[EXERCISE]
Format the entries below as a JSON list of strings, one string per line and blank lines omitted. Begin with the first line of the entries and stop after the line that contains "code-token: , bbox=[509, 574, 522, 594]".

[RECORDS FOR THIS EXERCISE]

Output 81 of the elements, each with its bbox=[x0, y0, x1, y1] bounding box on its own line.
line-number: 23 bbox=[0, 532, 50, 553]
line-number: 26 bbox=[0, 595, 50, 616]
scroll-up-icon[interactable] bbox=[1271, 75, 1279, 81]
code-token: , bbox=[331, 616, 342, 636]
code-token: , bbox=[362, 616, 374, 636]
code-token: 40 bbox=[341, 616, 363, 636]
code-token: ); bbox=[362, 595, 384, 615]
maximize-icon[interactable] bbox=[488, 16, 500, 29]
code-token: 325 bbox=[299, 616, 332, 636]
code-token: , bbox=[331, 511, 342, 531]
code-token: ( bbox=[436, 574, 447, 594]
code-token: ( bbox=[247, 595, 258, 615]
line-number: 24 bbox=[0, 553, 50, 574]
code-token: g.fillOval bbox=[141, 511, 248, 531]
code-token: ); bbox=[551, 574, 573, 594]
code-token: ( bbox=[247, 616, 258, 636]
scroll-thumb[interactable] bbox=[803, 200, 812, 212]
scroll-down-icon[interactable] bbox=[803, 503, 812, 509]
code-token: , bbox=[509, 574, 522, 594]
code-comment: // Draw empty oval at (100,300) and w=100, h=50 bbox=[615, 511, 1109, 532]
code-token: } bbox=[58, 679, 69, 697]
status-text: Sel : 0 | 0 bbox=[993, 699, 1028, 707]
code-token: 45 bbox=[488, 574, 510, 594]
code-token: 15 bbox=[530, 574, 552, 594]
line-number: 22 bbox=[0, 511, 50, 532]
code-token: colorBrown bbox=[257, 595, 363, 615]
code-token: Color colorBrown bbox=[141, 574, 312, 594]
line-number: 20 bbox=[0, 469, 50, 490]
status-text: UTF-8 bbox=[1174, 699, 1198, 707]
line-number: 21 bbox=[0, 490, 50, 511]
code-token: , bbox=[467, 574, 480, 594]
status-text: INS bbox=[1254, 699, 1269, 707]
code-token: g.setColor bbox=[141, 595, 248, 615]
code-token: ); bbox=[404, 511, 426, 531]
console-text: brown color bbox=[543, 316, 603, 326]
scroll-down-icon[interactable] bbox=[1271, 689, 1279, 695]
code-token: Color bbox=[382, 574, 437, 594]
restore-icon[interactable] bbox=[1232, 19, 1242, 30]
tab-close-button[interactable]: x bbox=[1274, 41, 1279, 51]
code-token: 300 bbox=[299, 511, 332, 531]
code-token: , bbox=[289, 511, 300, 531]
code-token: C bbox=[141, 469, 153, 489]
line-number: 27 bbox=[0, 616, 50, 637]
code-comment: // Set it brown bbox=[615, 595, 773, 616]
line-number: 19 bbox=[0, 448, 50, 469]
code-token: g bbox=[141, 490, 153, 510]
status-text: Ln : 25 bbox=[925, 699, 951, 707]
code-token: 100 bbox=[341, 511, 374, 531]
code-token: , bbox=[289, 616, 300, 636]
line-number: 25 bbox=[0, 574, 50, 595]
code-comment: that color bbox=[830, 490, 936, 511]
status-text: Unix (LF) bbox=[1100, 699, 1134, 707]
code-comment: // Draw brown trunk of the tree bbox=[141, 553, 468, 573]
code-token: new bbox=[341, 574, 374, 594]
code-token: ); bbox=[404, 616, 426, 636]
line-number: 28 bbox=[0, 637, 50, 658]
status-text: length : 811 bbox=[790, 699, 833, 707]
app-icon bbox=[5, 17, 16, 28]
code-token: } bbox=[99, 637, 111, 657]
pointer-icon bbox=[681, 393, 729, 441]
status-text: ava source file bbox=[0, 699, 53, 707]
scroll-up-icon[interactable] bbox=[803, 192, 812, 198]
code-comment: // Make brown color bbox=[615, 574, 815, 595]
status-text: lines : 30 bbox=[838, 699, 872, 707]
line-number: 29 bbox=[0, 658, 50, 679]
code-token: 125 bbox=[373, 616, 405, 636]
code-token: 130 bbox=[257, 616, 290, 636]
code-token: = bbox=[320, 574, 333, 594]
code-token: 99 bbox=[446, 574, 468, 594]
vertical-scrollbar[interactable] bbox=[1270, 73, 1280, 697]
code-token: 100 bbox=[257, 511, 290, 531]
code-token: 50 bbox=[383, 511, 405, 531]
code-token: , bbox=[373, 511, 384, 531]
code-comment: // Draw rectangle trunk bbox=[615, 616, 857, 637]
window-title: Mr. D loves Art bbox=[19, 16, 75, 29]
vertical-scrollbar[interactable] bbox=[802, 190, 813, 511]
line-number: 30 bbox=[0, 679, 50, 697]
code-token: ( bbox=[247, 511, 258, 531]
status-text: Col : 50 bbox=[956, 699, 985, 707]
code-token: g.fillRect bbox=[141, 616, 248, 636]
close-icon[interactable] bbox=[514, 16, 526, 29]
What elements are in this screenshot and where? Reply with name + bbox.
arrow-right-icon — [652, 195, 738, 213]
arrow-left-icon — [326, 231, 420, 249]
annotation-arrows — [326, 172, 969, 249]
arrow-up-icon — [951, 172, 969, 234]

[RIGHT ANSWER]
[
  "Output 81 of the elements, each with its bbox=[x0, y0, x1, y1] bounding box on its own line.",
  "line-number: 23 bbox=[0, 532, 50, 553]",
  "line-number: 26 bbox=[0, 595, 50, 616]",
  "scroll-up-icon[interactable] bbox=[1271, 75, 1279, 81]",
  "code-token: , bbox=[331, 616, 342, 636]",
  "code-token: , bbox=[362, 616, 374, 636]",
  "code-token: 40 bbox=[341, 616, 363, 636]",
  "code-token: ); bbox=[362, 595, 384, 615]",
  "maximize-icon[interactable] bbox=[488, 16, 500, 29]",
  "code-token: 325 bbox=[299, 616, 332, 636]",
  "code-token: , bbox=[331, 511, 342, 531]",
  "code-token: ( bbox=[436, 574, 447, 594]",
  "code-token: ( bbox=[247, 595, 258, 615]",
  "line-number: 24 bbox=[0, 553, 50, 574]",
  "code-token: g.fillOval bbox=[141, 511, 248, 531]",
  "code-token: ); bbox=[551, 574, 573, 594]",
  "code-token: ( bbox=[247, 616, 258, 636]",
  "scroll-thumb[interactable] bbox=[803, 200, 812, 212]",
  "scroll-down-icon[interactable] bbox=[803, 503, 812, 509]",
  "code-token: , bbox=[509, 574, 522, 594]"
]